Consignas de trabajo.
a - Según el fragmento sobre la misa, ¿en qué ciudad se celebraron las dos misas que encabezan el ranking del libro Guinnes?
b - Prosigue el fragmento sobre la misa a partir de su última oración.

Fragmento seleccionado.
1. Una Multitud celebrando la Misa
Algunas misas han ingresado en el libro Guinnes por ser consideradas las más «multitudinarias». En ese ranking, se ubican primeras dos celebraciones en Manila, Filipinas: una presidida por el Papa Francisco y la otra por Juan Pablo II, con 6 y 4 millones de fieles, aproximadamente.
Sin embargo –y esto no lo pueden saber los del libro Guinnes, ni los periodistas– cada día se celebran en todo el mundo Misas multitudinarias, con millones y millones de participantes...
Finalizada la Presentación de las ofrendas, comienza la llamada Plegaria Eucarística. Su inicio es el triple diálogo entre el sacerdote y los fieles: «El Señor esté con ustedes... Levantemos el corazón... Demos gracias al Señor nuestro Dios». Su final es el «Amén», antes del Padre Nuestro.

Conjunto de líneas.
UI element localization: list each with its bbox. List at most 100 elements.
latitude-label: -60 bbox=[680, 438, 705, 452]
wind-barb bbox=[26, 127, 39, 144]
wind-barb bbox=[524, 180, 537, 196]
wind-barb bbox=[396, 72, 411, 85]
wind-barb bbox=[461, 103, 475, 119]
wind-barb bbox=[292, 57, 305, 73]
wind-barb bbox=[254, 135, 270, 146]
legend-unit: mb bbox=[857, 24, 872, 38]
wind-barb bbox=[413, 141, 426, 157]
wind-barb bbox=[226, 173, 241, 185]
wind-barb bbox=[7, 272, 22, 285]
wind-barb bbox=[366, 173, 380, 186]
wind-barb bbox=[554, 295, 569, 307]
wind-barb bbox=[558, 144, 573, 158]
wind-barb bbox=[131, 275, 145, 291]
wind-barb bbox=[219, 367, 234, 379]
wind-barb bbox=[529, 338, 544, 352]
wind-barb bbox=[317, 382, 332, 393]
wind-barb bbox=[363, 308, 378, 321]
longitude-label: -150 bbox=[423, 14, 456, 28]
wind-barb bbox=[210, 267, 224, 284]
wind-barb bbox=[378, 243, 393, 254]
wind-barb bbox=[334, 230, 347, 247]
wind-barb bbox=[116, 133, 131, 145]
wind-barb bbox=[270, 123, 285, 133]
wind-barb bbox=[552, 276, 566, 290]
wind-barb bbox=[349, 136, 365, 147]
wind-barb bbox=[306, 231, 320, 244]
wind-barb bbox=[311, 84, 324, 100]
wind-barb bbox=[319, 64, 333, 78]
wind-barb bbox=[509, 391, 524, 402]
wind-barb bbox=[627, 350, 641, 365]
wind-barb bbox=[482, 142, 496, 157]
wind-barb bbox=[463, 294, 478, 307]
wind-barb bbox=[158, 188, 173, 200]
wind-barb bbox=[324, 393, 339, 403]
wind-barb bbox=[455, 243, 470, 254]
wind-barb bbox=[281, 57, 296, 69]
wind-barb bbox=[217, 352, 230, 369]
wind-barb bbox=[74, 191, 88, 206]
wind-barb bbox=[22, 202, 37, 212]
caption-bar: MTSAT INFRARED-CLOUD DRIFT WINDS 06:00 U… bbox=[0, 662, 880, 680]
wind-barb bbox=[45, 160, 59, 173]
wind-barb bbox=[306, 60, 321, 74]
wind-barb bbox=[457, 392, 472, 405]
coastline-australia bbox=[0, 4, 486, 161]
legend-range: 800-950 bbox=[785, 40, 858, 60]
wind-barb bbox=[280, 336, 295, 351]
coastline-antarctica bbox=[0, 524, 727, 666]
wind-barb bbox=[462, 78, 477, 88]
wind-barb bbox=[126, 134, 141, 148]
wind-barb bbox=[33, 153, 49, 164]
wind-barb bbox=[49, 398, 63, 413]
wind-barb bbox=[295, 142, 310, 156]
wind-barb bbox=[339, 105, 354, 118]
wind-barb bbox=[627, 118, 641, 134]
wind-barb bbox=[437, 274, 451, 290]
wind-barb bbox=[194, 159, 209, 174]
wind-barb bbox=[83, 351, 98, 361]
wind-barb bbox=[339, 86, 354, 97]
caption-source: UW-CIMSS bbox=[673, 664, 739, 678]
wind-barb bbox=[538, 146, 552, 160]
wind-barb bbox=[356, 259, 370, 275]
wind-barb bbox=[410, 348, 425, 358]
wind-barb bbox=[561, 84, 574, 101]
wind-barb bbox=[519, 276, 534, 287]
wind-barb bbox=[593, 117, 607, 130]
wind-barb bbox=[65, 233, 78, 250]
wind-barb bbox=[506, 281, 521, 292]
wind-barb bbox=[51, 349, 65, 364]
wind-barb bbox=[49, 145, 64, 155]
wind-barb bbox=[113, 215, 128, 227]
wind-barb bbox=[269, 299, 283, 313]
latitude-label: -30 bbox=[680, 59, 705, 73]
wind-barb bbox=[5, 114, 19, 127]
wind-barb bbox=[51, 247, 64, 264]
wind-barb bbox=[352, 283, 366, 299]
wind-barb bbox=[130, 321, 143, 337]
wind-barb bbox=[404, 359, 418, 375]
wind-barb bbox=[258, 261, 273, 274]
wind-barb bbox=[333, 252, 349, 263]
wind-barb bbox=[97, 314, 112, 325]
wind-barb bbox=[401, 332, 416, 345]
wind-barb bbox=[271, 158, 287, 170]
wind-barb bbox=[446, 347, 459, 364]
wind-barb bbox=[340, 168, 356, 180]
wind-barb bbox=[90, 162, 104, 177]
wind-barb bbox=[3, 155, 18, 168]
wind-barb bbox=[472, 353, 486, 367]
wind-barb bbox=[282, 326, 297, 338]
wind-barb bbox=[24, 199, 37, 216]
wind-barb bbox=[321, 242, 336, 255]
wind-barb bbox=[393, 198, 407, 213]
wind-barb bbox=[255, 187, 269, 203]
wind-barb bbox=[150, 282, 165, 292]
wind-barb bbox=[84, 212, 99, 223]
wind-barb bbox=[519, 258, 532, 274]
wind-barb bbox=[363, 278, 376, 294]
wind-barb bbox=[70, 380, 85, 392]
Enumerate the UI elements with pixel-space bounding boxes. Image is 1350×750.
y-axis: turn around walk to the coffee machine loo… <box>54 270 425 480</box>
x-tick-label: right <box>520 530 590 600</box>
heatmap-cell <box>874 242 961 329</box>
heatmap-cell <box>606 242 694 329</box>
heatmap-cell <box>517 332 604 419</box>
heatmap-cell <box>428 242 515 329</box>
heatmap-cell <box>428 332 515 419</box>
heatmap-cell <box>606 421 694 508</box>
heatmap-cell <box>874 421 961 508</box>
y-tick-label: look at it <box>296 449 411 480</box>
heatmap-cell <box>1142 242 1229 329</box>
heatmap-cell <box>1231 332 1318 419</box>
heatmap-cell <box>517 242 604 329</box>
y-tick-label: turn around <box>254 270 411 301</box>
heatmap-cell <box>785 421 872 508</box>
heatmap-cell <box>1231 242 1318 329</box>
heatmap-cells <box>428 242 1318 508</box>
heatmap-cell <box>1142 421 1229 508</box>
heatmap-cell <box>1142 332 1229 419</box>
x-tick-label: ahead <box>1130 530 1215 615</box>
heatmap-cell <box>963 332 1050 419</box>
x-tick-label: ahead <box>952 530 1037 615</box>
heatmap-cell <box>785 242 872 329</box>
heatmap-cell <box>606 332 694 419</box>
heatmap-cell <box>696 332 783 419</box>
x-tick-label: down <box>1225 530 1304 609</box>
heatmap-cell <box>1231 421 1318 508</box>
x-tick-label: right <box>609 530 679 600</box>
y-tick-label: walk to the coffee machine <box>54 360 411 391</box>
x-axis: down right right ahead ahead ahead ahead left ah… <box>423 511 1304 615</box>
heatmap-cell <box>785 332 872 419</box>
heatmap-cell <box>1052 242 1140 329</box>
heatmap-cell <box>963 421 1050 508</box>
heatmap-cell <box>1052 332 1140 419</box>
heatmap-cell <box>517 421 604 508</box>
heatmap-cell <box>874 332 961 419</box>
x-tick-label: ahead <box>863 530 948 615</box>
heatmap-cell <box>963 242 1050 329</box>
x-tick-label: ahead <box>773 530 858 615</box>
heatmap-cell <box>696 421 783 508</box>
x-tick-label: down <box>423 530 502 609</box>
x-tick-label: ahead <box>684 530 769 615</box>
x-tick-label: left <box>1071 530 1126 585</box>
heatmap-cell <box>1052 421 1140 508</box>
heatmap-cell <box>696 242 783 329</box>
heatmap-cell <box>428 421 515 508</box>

Respuestas por consigna.
a - En Manila, Filipinas.

b -
«Levantemos el corazón» es una indicación enormemente sugerente. Elevarnos, ascender, subir desde las realidades terrenas hacia lo divino, es necesario para acercarnos al misterio. (…)
«Levantemos el corazón» significa, además, que en este momento de la Misa seremos invitados a ir más allá de las fronteras de nuestra percepción cotidiana.
Significa aceptar que en ese lugar tan real y conocido como es la parroquia o capilla donde estás, se hará presente una dimensión superior.
Esta idea sugerida ya al inicio se hace todavía más explícita antes del canto del Santo. Esta oración es un maravilloso himno, muy antiguo, en el cual se combinan algunos versículos de Isaías, del salmo 118 y del Apocalipsis.
Isaías nos dice que cuando él vio a Dios en el Templo –y tembló de indignidad– había junto a Él unos serafines que cantaban: «Santo, Santo, Santo». Y el Apocalipsis dice que los cuatro seres vivientes cantaban así «noche y día, sin cesar».
Pues bien, la Liturgia de la Iglesia nos hace cantar así: Santo, Santo, Santo. Pero no dice que cantemos «como» los ángeles, sino «junto con los ángeles, cantando sin cesar».
«Junto con los ángeles» significa, entonces, que se han «levantado las barreras».
Que Cielo y Tierra, en ese momento, se confunden. Ellos están con nosotros, nosotros con ellos.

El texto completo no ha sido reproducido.